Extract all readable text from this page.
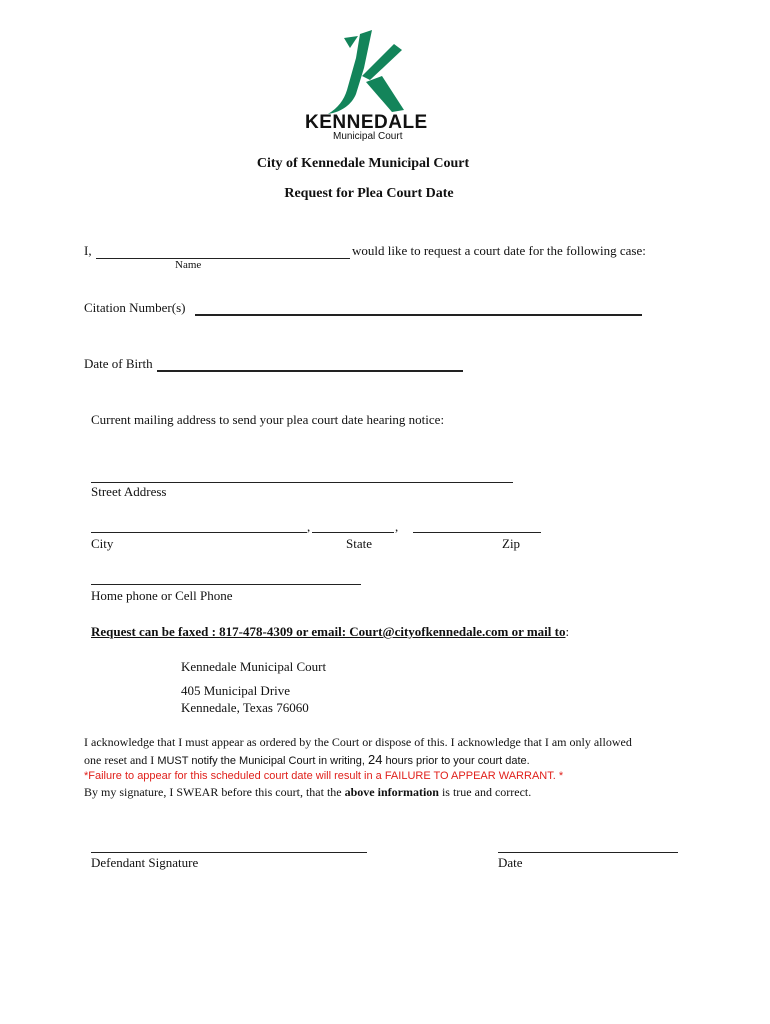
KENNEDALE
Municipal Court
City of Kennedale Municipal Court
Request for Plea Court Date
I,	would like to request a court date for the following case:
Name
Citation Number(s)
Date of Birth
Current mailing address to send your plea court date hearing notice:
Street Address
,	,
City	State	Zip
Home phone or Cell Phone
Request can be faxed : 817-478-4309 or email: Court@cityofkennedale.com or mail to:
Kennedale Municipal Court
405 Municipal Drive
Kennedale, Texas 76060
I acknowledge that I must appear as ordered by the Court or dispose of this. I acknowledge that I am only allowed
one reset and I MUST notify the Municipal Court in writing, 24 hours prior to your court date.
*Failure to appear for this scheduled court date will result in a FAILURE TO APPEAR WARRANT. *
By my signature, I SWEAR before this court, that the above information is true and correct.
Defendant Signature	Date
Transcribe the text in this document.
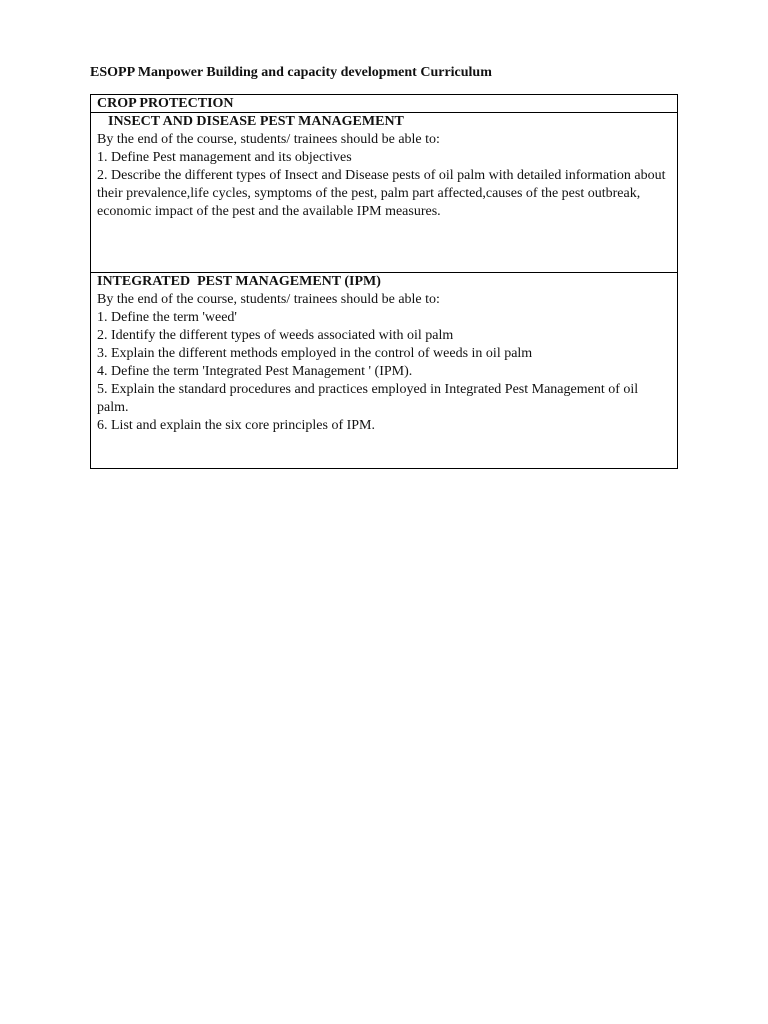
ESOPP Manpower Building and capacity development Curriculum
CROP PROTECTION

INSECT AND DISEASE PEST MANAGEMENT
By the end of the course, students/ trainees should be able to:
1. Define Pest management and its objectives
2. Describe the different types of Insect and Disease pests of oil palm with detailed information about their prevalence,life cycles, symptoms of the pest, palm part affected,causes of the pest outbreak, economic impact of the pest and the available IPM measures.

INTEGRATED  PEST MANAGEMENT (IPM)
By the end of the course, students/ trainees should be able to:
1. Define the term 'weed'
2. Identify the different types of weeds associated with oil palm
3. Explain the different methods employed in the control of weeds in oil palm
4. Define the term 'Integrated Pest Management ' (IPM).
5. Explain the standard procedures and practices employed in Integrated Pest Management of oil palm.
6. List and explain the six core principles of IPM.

==================================================

Written task: Quote the preceding records in their entirety, excluding every picture.

Answer to the exercise:
Extract all readable text from this page.
KENNEDALE
Municipal Court
City of Kennedale Municipal Court
Request for Plea Court Date
I,	would like to request a court date for the following case:
Name
Citation Number(s)
Date of Birth
Current mailing address to send your plea court date hearing notice:
Street Address
,	,
City	State	Zip
Home phone or Cell Phone
Request can be faxed : 817-478-4309 or email: Court@cityofkennedale.com or mail to:
Kennedale Municipal Court
405 Municipal Drive
Kennedale, Texas 76060
I acknowledge that I must appear as ordered by the Court or dispose of this. I acknowledge that I am only allowed
one reset and I MUST notify the Municipal Court in writing, 24 hours prior to your court date.
*Failure to appear for this scheduled court date will result in a FAILURE TO APPEAR WARRANT. *
By my signature, I SWEAR before this court, that the above information is true and correct.
Defendant Signature	Date
Transcribe the text in this document.
ESOPP Manpower Building and capacity development Curriculum
CROP PROTECTION

INSECT AND DISEASE PEST MANAGEMENT
By the end of the course, students/ trainees should be able to:
1. Define Pest management and its objectives
2. Describe the different types of Insect and Disease pests of oil palm with detailed information about their prevalence,life cycles, symptoms of the pest, palm part affected,causes of the pest outbreak, economic impact of the pest and the available IPM measures.

INTEGRATED  PEST MANAGEMENT (IPM)
By the end of the course, students/ trainees should be able to:
1. Define the term 'weed'
2. Identify the different types of weeds associated with oil palm
3. Explain the different methods employed in the control of weeds in oil palm
4. Define the term 'Integrated Pest Management ' (IPM).
5. Explain the standard procedures and practices employed in Integrated Pest Management of oil palm.
6. List and explain the six core principles of IPM.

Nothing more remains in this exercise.